[Data entries]
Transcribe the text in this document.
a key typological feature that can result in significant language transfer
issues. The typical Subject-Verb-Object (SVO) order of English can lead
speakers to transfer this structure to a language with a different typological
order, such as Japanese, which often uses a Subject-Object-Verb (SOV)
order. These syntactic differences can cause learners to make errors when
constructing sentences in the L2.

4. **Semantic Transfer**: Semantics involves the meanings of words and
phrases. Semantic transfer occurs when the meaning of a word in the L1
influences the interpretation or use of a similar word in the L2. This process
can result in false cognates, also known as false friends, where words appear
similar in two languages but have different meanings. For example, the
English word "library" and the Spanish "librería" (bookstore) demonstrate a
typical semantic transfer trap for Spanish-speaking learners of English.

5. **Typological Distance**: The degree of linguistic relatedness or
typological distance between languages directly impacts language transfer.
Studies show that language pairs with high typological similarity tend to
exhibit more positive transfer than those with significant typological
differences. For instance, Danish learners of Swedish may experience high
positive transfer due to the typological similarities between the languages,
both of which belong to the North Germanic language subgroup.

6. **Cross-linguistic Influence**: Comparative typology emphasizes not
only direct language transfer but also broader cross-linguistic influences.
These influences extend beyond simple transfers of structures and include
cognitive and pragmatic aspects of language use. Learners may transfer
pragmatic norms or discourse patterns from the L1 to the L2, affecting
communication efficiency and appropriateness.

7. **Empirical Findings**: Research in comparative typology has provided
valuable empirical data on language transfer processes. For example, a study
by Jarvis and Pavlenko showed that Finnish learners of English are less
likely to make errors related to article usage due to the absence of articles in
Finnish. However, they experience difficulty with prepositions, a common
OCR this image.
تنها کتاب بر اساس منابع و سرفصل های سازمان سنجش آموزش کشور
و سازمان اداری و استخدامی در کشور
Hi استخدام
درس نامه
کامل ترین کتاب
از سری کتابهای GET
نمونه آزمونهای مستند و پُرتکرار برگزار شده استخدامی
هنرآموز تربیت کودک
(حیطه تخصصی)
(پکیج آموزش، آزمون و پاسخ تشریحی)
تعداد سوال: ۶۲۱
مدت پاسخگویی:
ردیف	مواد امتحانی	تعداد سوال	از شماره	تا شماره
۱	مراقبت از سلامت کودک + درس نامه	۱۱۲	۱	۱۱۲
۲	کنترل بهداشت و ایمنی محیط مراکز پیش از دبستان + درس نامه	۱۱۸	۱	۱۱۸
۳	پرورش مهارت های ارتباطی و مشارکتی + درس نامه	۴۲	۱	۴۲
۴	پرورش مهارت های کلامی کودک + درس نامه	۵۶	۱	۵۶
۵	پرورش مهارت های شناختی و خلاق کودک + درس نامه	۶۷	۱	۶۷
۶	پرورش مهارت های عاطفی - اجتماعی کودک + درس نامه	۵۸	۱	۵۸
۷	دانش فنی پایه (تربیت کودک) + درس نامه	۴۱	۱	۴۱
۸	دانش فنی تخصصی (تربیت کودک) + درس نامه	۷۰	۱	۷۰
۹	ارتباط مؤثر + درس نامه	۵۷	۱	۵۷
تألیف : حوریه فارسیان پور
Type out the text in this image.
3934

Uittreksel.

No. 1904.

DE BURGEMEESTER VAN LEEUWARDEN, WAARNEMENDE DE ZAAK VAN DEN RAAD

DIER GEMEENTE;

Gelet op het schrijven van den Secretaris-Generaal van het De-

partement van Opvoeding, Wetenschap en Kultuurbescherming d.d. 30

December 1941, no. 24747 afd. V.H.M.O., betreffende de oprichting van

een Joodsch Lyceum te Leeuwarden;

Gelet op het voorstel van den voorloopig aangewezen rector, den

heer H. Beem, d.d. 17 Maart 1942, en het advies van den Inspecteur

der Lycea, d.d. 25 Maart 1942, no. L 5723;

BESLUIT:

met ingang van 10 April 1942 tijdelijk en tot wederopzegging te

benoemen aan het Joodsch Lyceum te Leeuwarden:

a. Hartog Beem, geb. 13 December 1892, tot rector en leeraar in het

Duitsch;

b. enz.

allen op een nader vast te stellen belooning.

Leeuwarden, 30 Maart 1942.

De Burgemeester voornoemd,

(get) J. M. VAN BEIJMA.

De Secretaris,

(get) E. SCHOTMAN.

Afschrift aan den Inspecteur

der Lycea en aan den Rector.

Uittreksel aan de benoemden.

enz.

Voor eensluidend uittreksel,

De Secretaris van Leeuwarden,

- **Problem to solve**
Reproduce each line from the records that contains the word "Inspecteur".

- **Exercise result**
heer H. Beem, d.d. 17 Maart 1942, en het advies van den Inspecteur
Afschrift aan den Inspecteur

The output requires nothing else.